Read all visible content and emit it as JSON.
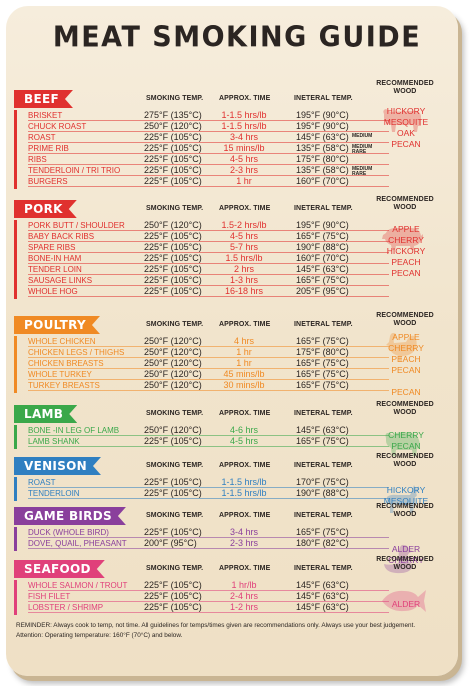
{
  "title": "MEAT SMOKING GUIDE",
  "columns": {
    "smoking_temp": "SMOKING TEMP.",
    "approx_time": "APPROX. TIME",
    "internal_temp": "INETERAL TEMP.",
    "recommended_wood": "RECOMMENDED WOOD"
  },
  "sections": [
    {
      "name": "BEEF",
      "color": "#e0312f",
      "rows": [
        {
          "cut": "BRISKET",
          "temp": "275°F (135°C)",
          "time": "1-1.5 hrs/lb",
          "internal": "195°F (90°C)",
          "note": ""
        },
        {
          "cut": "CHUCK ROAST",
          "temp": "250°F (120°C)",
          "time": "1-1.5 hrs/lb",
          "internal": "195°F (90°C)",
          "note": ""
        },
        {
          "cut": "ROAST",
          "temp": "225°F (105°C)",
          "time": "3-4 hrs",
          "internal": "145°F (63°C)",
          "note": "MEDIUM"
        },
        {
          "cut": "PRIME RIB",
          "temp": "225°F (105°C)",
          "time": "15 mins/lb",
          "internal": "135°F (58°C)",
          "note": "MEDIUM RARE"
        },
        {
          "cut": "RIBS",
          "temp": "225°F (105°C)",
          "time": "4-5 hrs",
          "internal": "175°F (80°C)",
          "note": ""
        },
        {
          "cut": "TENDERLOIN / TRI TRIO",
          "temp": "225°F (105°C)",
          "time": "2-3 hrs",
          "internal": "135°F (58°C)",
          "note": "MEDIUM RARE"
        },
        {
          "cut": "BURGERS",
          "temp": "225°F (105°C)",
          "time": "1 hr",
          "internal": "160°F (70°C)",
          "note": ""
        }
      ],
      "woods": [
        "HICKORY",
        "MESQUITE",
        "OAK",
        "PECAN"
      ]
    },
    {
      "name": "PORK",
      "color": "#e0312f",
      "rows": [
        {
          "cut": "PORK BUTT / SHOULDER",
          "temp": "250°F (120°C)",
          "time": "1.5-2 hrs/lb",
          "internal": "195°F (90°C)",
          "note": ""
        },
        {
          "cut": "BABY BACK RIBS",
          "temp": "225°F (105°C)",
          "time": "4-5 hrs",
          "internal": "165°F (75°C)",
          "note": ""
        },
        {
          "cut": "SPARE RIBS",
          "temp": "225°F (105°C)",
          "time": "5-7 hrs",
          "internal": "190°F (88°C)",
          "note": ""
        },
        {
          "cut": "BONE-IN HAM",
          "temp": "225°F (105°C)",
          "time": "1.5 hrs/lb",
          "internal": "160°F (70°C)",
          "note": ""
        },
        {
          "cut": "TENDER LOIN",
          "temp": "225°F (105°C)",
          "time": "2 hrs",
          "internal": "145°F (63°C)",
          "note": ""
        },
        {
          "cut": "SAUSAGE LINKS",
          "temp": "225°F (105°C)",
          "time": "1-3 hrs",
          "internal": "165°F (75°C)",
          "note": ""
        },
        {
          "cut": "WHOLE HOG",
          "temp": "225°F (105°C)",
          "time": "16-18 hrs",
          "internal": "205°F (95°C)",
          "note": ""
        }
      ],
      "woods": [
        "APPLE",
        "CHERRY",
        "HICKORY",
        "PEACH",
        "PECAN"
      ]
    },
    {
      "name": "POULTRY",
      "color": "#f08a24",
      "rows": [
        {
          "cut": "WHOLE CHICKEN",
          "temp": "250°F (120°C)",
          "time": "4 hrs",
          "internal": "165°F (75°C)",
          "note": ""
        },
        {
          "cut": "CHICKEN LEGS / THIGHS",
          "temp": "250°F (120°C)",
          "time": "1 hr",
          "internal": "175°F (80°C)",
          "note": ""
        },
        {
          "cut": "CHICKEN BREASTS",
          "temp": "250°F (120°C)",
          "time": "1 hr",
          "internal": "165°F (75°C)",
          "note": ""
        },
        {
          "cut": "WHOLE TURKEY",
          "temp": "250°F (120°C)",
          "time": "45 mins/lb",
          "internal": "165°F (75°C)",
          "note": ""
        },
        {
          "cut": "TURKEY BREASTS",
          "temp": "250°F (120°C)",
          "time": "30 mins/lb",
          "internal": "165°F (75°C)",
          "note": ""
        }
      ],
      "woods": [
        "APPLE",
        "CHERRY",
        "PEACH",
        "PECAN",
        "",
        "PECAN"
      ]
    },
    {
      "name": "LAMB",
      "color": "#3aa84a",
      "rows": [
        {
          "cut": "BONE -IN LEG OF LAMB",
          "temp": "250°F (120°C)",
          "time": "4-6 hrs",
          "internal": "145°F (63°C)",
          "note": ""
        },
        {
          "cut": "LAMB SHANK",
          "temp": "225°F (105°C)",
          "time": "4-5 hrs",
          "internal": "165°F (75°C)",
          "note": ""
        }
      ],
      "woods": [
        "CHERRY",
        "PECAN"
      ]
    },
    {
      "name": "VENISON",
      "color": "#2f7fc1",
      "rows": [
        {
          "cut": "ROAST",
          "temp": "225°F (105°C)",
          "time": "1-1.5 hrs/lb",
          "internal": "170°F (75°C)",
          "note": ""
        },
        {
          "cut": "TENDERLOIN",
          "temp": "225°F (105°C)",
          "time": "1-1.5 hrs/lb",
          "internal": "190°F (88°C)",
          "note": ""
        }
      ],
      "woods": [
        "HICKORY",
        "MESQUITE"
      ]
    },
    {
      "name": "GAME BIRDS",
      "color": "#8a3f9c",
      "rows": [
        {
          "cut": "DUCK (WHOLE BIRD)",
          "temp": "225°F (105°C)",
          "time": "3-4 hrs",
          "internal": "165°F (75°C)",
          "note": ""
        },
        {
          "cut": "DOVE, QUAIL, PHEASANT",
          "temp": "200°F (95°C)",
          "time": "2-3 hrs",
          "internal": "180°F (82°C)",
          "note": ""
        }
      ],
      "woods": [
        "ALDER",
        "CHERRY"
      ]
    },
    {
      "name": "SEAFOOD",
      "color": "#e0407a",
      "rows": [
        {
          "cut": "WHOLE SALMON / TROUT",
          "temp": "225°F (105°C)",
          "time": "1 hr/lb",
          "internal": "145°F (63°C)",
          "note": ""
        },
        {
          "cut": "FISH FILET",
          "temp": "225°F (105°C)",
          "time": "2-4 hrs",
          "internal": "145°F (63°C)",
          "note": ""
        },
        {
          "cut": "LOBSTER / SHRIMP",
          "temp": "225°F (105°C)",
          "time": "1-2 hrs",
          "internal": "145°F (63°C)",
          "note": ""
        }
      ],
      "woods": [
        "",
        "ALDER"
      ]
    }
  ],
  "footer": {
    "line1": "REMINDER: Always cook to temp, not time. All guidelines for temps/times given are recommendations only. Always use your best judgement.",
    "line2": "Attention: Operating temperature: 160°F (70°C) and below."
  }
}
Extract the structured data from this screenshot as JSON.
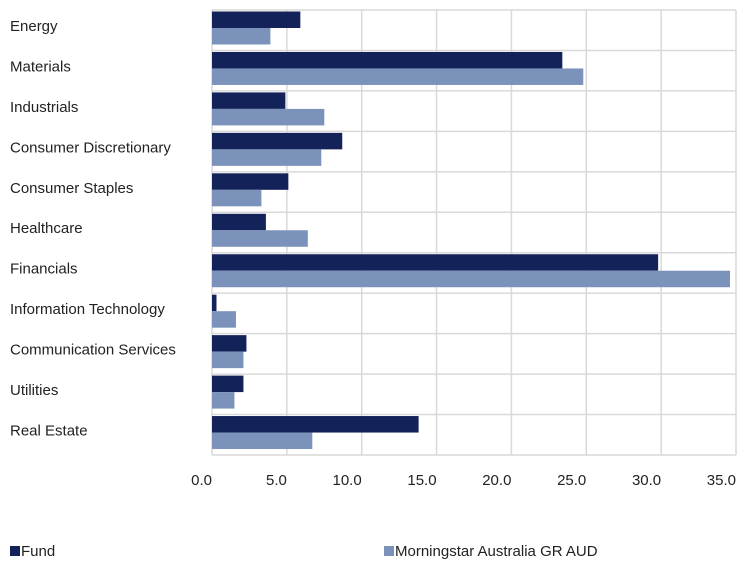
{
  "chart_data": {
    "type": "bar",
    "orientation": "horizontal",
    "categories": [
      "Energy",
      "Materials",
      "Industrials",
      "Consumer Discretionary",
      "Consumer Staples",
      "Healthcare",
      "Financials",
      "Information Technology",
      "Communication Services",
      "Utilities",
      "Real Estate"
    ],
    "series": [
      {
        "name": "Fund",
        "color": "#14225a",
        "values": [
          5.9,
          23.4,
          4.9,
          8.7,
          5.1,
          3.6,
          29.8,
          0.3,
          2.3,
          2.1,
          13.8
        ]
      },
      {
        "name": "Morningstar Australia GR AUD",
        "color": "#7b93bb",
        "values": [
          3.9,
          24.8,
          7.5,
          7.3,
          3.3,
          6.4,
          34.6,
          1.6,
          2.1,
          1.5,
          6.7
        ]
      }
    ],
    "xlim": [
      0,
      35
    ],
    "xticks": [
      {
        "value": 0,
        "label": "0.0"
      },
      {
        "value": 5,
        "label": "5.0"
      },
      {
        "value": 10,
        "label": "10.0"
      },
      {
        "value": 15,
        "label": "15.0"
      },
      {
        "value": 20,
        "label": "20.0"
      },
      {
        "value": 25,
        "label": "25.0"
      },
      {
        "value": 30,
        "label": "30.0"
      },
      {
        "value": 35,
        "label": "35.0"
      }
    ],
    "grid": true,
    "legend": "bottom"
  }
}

===============

- **TASK DIRECTIONS**
From the entries above, copy every line that holds the word "SMOKING".

- **FULL SOLUTION**
  "title": "MEAT SMOKING GUIDE",
    "smoking_temp": "SMOKING TEMP.",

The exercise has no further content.